◆ WORK REQUIRED
Return a copy of each line that holds the string "wiha".

◆ RECORDED INFORMATION
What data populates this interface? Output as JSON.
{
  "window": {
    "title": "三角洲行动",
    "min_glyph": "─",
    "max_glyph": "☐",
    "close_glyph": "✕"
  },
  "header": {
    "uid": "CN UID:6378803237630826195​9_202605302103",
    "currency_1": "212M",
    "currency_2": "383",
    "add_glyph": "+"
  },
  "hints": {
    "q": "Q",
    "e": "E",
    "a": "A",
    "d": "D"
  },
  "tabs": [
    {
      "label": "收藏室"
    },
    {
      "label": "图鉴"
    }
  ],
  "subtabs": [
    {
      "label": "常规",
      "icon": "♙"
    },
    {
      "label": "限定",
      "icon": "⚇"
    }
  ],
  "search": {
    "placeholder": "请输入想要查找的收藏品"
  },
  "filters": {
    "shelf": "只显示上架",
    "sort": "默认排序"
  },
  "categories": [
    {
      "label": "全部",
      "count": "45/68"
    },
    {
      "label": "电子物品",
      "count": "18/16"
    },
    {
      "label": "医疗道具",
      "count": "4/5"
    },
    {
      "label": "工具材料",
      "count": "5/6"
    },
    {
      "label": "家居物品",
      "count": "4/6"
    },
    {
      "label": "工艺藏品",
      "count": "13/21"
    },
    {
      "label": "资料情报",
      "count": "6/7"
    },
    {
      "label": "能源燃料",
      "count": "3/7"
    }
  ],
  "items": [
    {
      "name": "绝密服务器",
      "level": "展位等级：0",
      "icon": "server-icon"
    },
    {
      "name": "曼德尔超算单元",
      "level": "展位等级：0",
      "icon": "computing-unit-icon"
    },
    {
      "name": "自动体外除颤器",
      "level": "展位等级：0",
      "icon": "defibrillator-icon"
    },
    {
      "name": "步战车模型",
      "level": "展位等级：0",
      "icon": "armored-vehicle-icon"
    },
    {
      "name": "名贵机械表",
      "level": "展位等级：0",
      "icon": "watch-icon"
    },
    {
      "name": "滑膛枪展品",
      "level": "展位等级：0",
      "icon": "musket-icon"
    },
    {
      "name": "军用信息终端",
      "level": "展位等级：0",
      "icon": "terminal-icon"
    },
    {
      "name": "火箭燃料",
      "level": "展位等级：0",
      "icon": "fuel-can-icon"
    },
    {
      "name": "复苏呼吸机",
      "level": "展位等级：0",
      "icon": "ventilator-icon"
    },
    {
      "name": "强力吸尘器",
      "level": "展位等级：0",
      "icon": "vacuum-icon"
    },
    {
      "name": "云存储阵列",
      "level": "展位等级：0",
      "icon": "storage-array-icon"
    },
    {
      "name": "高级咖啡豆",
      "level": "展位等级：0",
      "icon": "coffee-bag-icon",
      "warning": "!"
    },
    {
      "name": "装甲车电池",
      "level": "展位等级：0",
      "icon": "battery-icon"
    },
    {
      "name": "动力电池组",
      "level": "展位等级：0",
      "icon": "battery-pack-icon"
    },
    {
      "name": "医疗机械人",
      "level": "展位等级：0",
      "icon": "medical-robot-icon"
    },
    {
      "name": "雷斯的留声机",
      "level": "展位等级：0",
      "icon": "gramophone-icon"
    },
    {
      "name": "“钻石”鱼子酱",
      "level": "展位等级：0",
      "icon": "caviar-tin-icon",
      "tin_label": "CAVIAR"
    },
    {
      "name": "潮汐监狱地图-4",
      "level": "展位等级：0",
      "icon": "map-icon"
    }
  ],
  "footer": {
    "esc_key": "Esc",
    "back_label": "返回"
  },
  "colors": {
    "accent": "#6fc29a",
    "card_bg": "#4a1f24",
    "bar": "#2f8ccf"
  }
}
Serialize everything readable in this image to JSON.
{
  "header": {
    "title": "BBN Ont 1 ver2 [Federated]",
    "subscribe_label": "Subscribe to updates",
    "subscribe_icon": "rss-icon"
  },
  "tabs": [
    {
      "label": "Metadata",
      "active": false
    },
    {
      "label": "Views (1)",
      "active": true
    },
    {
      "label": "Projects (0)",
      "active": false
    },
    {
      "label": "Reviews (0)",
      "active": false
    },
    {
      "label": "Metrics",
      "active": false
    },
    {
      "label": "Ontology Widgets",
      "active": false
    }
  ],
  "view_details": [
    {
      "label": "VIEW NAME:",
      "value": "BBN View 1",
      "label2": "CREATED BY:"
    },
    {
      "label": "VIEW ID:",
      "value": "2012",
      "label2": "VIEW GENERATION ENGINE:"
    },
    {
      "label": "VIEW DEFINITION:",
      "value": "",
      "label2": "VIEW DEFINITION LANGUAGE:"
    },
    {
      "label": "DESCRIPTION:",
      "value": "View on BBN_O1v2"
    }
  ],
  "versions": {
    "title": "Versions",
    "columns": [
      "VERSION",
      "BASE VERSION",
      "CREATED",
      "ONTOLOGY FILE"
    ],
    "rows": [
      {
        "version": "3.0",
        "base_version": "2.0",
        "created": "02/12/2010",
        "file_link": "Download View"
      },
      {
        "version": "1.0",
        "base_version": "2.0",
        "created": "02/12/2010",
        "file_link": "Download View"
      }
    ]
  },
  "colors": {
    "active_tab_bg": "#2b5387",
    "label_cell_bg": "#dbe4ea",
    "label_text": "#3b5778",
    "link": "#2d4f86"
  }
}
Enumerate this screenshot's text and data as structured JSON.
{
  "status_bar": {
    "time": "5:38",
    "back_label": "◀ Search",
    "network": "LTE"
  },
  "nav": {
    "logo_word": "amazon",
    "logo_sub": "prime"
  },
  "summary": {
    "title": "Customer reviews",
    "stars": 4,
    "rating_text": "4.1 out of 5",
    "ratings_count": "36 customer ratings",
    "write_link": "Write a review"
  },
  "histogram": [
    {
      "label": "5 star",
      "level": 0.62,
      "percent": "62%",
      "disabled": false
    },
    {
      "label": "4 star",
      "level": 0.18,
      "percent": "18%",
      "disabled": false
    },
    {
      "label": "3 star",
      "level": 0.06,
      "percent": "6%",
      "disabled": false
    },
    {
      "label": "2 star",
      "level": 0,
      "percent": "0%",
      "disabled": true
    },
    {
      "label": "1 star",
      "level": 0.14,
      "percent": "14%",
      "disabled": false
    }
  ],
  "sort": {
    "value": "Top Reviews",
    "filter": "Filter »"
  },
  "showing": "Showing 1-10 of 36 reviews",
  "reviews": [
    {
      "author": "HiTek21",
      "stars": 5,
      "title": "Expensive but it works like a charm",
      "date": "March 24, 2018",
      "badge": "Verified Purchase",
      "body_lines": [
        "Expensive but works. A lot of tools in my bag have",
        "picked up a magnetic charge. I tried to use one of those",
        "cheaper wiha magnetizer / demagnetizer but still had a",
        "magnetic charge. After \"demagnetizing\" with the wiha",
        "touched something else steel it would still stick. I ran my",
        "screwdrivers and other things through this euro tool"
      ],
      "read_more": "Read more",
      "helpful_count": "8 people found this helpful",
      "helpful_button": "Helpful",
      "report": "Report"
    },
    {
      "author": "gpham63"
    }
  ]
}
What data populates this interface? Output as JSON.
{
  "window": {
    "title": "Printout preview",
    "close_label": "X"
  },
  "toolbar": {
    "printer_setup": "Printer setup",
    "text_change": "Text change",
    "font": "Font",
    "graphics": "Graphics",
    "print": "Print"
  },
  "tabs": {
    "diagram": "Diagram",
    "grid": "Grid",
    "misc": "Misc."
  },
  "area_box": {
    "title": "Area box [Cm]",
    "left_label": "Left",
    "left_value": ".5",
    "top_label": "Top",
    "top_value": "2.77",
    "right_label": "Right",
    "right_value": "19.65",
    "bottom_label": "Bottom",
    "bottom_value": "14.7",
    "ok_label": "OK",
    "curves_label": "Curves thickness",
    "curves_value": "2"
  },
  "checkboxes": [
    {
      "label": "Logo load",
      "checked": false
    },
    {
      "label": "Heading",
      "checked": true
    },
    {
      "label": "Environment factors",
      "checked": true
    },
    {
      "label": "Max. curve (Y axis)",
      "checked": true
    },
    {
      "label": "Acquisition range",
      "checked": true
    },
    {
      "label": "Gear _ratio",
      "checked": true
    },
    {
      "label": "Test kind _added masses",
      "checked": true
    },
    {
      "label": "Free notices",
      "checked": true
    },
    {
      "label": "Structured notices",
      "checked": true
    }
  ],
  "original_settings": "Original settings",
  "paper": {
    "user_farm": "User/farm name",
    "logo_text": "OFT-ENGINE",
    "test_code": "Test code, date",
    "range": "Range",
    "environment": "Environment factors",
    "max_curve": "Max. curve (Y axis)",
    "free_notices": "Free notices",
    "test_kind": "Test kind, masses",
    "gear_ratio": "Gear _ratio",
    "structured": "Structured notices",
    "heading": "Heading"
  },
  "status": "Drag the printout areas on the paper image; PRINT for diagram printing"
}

◆ OUTPUT OF THE TASK
        "cheaper wiha magnetizer / demagnetizer but still had a",
        "magnetic charge. After \"demagnetizing\" with the wiha",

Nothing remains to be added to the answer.